## WRITTEN EXERCISE
Identify all lines in the data containing the string "image". Copy them out.

## Figure dataset records
----------------
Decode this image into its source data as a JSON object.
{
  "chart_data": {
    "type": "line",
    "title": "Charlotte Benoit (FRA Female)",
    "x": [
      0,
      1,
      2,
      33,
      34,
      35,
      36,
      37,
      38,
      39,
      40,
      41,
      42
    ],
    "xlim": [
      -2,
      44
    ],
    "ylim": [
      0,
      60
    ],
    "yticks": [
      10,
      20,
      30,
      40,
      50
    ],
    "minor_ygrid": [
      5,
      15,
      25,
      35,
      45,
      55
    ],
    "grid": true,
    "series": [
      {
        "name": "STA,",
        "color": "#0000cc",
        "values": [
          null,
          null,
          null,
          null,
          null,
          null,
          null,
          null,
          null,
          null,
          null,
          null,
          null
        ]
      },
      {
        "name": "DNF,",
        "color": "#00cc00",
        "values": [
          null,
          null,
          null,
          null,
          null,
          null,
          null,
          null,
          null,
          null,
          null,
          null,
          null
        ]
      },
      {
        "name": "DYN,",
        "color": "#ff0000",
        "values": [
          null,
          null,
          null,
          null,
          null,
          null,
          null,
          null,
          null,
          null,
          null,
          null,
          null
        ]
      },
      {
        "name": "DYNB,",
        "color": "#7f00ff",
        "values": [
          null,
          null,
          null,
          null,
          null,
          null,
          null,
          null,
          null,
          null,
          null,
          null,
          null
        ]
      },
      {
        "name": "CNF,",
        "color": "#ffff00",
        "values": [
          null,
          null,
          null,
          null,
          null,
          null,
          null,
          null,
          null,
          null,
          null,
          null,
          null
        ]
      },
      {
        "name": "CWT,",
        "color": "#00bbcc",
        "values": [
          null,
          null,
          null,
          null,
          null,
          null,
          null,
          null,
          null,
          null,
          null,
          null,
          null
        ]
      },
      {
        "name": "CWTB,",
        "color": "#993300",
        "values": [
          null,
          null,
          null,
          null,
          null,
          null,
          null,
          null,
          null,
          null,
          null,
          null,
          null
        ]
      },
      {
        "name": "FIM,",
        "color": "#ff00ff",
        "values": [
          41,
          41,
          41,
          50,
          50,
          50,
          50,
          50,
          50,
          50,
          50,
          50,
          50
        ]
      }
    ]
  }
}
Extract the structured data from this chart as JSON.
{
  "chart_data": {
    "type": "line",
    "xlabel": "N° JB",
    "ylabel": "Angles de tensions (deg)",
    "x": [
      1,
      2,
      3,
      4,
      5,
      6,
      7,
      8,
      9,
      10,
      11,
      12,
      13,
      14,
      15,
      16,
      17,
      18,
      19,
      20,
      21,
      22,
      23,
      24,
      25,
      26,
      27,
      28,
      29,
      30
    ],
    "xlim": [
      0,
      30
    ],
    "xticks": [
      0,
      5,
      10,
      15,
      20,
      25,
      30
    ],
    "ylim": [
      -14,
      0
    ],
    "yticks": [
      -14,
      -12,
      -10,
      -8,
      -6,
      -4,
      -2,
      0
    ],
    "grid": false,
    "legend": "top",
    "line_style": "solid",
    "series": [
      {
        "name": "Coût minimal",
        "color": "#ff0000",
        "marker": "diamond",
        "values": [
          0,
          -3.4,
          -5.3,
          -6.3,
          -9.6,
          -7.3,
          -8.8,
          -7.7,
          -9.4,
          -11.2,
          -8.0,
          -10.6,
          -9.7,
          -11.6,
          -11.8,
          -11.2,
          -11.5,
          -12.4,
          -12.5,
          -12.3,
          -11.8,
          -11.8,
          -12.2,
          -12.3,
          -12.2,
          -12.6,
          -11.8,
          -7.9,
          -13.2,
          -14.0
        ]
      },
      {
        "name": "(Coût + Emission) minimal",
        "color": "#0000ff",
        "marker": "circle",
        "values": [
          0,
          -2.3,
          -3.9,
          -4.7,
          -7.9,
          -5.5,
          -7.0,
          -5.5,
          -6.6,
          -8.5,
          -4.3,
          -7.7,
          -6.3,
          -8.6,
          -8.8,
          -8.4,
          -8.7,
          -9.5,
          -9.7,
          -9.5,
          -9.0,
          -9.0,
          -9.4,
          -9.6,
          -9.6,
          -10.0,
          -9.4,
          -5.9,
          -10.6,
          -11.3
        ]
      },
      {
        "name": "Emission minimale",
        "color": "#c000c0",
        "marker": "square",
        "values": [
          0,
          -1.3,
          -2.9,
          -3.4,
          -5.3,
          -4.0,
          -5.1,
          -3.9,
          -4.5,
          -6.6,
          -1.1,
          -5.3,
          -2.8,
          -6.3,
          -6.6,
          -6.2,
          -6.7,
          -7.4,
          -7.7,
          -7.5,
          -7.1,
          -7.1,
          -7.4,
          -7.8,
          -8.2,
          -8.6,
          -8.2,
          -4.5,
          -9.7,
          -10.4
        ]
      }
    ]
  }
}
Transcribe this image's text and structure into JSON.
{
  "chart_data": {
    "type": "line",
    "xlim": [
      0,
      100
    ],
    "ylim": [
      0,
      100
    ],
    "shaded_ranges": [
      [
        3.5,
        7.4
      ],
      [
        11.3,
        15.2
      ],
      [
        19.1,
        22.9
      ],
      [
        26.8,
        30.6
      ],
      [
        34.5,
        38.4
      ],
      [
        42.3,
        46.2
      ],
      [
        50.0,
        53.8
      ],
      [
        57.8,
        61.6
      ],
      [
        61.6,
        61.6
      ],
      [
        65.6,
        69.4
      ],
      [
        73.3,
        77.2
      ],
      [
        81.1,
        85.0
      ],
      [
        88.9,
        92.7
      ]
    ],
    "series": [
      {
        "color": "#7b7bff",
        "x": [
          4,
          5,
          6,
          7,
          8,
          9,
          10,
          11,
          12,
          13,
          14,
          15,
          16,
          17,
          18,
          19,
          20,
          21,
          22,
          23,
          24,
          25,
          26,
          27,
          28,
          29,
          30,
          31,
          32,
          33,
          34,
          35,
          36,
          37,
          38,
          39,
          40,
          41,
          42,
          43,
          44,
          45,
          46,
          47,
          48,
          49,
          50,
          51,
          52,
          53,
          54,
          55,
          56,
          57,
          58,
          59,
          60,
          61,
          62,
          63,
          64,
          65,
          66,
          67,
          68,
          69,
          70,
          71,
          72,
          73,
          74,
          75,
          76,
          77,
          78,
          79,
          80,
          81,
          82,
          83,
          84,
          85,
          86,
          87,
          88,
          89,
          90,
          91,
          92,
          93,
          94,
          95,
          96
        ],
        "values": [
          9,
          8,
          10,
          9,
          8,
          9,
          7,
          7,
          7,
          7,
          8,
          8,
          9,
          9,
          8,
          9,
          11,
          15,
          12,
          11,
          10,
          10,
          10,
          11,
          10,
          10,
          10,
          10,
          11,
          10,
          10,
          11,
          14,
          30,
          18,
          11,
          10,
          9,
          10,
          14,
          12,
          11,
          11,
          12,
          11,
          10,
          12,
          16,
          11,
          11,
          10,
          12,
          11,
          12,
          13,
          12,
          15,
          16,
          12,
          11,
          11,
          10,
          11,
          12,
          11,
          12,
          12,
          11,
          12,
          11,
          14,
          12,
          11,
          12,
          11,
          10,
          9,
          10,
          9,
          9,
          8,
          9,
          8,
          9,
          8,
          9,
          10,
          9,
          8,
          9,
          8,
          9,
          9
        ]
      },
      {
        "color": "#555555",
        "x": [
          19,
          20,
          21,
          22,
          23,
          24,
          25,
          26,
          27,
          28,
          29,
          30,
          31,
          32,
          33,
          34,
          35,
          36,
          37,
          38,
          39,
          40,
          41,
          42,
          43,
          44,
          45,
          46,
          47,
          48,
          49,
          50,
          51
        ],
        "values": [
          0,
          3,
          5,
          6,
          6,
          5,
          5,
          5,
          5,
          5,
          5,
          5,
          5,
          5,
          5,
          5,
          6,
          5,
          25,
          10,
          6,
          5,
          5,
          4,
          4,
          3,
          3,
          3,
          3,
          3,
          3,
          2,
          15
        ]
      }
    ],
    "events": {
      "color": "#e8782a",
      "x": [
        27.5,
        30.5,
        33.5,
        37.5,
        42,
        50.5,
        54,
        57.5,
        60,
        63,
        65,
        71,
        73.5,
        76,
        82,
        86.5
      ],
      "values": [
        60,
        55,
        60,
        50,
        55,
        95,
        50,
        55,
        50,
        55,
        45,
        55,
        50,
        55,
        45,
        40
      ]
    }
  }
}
----------------
## OUTPUT OF THE TASK
Decode this image into its source data as a JSON object.
Transcribe this image's text and structure into JSON.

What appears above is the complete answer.